◆ **Problem statement**: Write down each entry again, exactly as it reads.

◆ **Data rows**:
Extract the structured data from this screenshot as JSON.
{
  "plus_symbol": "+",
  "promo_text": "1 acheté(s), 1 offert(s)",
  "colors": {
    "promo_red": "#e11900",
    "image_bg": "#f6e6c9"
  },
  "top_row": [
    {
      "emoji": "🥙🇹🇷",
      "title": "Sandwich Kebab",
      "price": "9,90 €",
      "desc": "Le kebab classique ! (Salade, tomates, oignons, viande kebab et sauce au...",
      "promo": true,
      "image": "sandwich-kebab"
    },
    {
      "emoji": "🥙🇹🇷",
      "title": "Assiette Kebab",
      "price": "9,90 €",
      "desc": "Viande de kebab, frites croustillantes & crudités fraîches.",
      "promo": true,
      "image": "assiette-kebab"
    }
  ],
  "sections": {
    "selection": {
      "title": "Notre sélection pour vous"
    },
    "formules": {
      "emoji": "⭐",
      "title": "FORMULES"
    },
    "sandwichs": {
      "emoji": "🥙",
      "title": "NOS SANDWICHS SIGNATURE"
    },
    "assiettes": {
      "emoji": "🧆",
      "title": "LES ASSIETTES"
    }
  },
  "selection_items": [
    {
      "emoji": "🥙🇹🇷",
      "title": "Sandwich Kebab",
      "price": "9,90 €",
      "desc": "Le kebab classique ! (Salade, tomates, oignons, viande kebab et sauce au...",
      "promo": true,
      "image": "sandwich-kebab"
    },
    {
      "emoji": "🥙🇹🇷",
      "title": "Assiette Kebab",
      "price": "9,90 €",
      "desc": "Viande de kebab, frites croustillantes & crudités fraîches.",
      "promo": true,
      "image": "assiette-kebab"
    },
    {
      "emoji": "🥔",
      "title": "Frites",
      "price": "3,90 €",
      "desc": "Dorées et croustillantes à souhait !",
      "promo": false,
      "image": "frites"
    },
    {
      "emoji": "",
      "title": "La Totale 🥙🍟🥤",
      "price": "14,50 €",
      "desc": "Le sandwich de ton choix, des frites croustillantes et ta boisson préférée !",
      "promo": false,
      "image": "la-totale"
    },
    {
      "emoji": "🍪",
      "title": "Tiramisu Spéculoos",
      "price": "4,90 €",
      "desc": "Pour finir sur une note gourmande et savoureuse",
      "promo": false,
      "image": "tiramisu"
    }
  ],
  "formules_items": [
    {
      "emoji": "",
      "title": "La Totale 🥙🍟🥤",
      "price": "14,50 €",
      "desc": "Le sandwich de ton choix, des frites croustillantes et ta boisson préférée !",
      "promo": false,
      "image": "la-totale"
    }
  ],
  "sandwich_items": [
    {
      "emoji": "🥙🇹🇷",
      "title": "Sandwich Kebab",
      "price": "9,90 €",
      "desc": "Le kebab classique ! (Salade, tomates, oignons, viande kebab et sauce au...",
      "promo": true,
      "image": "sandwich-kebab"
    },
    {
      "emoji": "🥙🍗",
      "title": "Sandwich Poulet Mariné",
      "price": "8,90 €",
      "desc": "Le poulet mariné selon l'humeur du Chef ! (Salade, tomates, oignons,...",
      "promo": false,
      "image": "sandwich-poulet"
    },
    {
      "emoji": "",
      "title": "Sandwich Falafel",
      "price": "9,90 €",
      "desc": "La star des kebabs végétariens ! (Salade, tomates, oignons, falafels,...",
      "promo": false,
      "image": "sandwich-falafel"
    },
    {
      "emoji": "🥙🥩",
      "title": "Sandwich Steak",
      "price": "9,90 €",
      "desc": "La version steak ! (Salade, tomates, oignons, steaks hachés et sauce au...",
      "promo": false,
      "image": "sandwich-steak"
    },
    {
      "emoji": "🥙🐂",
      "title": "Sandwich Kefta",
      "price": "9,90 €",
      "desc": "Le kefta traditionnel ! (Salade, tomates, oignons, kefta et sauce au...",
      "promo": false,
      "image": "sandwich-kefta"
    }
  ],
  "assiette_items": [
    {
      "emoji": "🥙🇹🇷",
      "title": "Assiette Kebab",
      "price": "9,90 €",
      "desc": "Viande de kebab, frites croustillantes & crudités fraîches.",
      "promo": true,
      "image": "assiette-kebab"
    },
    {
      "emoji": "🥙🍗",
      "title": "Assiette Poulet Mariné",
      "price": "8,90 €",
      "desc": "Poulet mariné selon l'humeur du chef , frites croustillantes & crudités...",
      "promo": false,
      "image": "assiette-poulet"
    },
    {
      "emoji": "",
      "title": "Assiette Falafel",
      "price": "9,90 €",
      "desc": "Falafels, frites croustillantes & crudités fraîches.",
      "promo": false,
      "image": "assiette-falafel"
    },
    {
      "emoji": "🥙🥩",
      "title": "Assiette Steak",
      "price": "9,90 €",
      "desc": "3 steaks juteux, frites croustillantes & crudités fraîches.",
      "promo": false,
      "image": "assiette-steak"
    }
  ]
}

◆ **Solution for this exercise**:
Extract the structured data from this screenshot as JSON.
{
  "plus_symbol": "+",
  "promo_text": "1 acheté(s), 1 offert(s)",
  "colors": {
    "promo_red": "#e11900",
    "image_bg": "#f6e6c9"
  },
  "top_row": [
    {
      "emoji": "🥙🇹🇷",
      "title": "Sandwich Kebab",
      "price": "9,90 €",
      "desc": "Le kebab classique ! (Salade, tomates, oignons, viande kebab et sauce au...",
      "promo": true,
      "image": "sandwich-kebab"
    },
    {
      "emoji": "🥙🇹🇷",
      "title": "Assiette Kebab",
      "price": "9,90 €",
      "desc": "Viande de kebab, frites croustillantes & crudités fraîches.",
      "promo": true,
      "image": "assiette-kebab"
    }
  ],
  "sections": {
    "selection": {
      "title": "Notre sélection pour vous"
    },
    "formules": {
      "emoji": "⭐",
      "title": "FORMULES"
    },
    "sandwichs": {
      "emoji": "🥙",
      "title": "NOS SANDWICHS SIGNATURE"
    },
    "assiettes": {
      "emoji": "🧆",
      "title": "LES ASSIETTES"
    }
  },
  "selection_items": [
    {
      "emoji": "🥙🇹🇷",
      "title": "Sandwich Kebab",
      "price": "9,90 €",
      "desc": "Le kebab classique ! (Salade, tomates, oignons, viande kebab et sauce au...",
      "promo": true,
      "image": "sandwich-kebab"
    },
    {
      "emoji": "🥙🇹🇷",
      "title": "Assiette Kebab",
      "price": "9,90 €",
      "desc": "Viande de kebab, frites croustillantes & crudités fraîches.",
      "promo": true,
      "image": "assiette-kebab"
    },
    {
      "emoji": "🥔",
      "title": "Frites",
      "price": "3,90 €",
      "desc": "Dorées et croustillantes à souhait !",
      "promo": false,
      "image": "frites"
    },
    {
      "emoji": "",
      "title": "La Totale 🥙🍟🥤",
      "price": "14,50 €",
      "desc": "Le sandwich de ton choix, des frites croustillantes et ta boisson préférée !",
      "promo": false,
      "image": "la-totale"
    },
    {
      "emoji": "🍪",
      "title": "Tiramisu Spéculoos",
      "price": "4,90 €",
      "desc": "Pour finir sur une note gourmande et savoureuse",
      "promo": false,
      "image": "tiramisu"
    }
  ],
  "formules_items": [
    {
      "emoji": "",
      "title": "La Totale 🥙🍟🥤",
      "price": "14,50 €",
      "desc": "Le sandwich de ton choix, des frites croustillantes et ta boisson préférée !",
      "promo": false,
      "image": "la-totale"
    }
  ],
  "sandwich_items": [
    {
      "emoji": "🥙🇹🇷",
      "title": "Sandwich Kebab",
      "price": "9,90 €",
      "desc": "Le kebab classique ! (Salade, tomates, oignons, viande kebab et sauce au...",
      "promo": true,
      "image": "sandwich-kebab"
    },
    {
      "emoji": "🥙🍗",
      "title": "Sandwich Poulet Mariné",
      "price": "8,90 €",
      "desc": "Le poulet mariné selon l'humeur du Chef ! (Salade, tomates, oignons,...",
      "promo": false,
      "image": "sandwich-poulet"
    },
    {
      "emoji": "",
      "title": "Sandwich Falafel",
      "price": "9,90 €",
      "desc": "La star des kebabs végétariens ! (Salade, tomates, oignons, falafels,...",
      "promo": false,
      "image": "sandwich-falafel"
    },
    {
      "emoji": "🥙🥩",
      "title": "Sandwich Steak",
      "price": "9,90 €",
      "desc": "La version steak ! (Salade, tomates, oignons, steaks hachés et sauce au...",
      "promo": false,
      "image": "sandwich-steak"
    },
    {
      "emoji": "🥙🐂",
      "title": "Sandwich Kefta",
      "price": "9,90 €",
      "desc": "Le kefta traditionnel ! (Salade, tomates, oignons, kefta et sauce au...",
      "promo": false,
      "image": "sandwich-kefta"
    }
  ],
  "assiette_items": [
    {
      "emoji": "🥙🇹🇷",
      "title": "Assiette Kebab",
      "price": "9,90 €",
      "desc": "Viande de kebab, frites croustillantes & crudités fraîches.",
      "promo": true,
      "image": "assiette-kebab"
    },
    {
      "emoji": "🥙🍗",
      "title": "Assiette Poulet Mariné",
      "price": "8,90 €",
      "desc": "Poulet mariné selon l'humeur du chef , frites croustillantes & crudités...",
      "promo": false,
      "image": "assiette-poulet"
    },
    {
      "emoji": "",
      "title": "Assiette Falafel",
      "price": "9,90 €",
      "desc": "Falafels, frites croustillantes & crudités fraîches.",
      "promo": false,
      "image": "assiette-falafel"
    },
    {
      "emoji": "🥙🥩",
      "title": "Assiette Steak",
      "price": "9,90 €",
      "desc": "3 steaks juteux, frites croustillantes & crudités fraîches.",
      "promo": false,
      "image": "assiette-steak"
    }
  ]
}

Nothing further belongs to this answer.